[Coordinate annotation records]
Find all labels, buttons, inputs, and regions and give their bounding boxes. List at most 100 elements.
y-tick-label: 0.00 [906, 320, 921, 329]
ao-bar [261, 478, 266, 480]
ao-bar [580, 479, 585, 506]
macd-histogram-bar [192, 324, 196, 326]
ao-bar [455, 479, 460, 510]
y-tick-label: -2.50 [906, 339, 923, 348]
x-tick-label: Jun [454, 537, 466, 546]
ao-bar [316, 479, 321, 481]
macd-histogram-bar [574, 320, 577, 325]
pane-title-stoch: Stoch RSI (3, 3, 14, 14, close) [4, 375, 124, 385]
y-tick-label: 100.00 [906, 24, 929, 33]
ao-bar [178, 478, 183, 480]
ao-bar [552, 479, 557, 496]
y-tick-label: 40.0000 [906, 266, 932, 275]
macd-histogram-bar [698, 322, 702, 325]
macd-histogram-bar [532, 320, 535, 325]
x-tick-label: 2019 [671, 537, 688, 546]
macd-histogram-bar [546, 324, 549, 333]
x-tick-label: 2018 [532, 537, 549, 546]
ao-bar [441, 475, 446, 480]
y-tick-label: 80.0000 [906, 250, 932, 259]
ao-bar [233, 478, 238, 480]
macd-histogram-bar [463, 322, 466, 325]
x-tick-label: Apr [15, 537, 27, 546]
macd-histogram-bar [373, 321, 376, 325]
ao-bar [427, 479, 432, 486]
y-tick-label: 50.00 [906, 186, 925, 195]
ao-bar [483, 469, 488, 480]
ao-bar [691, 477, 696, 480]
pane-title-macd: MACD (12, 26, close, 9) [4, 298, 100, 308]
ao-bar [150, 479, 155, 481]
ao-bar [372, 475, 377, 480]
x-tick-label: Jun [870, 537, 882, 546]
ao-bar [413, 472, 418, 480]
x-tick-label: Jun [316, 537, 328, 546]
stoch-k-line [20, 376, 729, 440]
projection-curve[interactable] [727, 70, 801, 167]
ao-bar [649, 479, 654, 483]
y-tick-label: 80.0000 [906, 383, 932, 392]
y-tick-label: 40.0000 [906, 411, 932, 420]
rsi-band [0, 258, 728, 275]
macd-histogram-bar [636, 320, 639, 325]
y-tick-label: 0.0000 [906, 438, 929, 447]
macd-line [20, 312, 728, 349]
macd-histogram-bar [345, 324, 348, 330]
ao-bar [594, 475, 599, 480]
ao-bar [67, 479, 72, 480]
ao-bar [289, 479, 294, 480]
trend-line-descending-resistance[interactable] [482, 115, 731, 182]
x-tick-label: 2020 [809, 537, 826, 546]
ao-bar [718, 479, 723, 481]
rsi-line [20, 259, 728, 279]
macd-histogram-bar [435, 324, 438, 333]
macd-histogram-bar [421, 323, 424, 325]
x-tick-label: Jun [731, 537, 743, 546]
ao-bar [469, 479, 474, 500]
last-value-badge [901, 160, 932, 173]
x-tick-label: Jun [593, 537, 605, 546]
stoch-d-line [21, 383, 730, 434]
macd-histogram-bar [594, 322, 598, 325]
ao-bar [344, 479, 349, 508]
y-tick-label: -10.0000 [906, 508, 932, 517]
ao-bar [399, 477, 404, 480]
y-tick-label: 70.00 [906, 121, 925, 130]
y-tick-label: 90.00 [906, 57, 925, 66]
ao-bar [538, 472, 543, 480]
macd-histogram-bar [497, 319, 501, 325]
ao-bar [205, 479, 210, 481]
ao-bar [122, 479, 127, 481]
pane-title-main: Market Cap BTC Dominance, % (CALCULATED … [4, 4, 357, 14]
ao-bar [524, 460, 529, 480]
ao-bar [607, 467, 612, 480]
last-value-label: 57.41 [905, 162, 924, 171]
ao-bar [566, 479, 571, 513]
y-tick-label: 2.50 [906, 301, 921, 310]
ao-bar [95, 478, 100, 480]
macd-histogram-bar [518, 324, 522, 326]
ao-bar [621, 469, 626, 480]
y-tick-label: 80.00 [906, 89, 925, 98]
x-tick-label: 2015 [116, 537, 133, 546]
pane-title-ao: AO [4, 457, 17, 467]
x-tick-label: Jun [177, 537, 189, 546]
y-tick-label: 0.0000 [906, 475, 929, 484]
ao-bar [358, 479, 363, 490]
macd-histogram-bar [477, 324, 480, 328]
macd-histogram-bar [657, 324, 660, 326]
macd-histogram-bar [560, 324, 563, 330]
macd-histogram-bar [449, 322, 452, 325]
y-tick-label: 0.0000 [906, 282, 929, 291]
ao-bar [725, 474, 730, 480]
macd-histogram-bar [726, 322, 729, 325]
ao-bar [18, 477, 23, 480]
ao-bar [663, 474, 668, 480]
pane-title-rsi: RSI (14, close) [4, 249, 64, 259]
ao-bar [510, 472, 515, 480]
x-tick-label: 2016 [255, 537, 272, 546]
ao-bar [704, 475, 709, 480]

● EXERCISE AIM:
Lay out the stretch from the start of the material through the line containing "y-tick-label: -2.50 [906, 339, 923, 348]", both ends included, as a JSON list of strings with one string per line, leaving out any blank lines.

● THE COMPLETED TASK:
[
  "Find all labels, buttons, inputs, and regions and give their bounding boxes. List at most 100 elements.",
  "y-tick-label: 0.00 [906, 320, 921, 329]",
  "ao-bar [261, 478, 266, 480]",
  "ao-bar [580, 479, 585, 506]",
  "macd-histogram-bar [192, 324, 196, 326]",
  "ao-bar [455, 479, 460, 510]",
  "y-tick-label: -2.50 [906, 339, 923, 348]"
]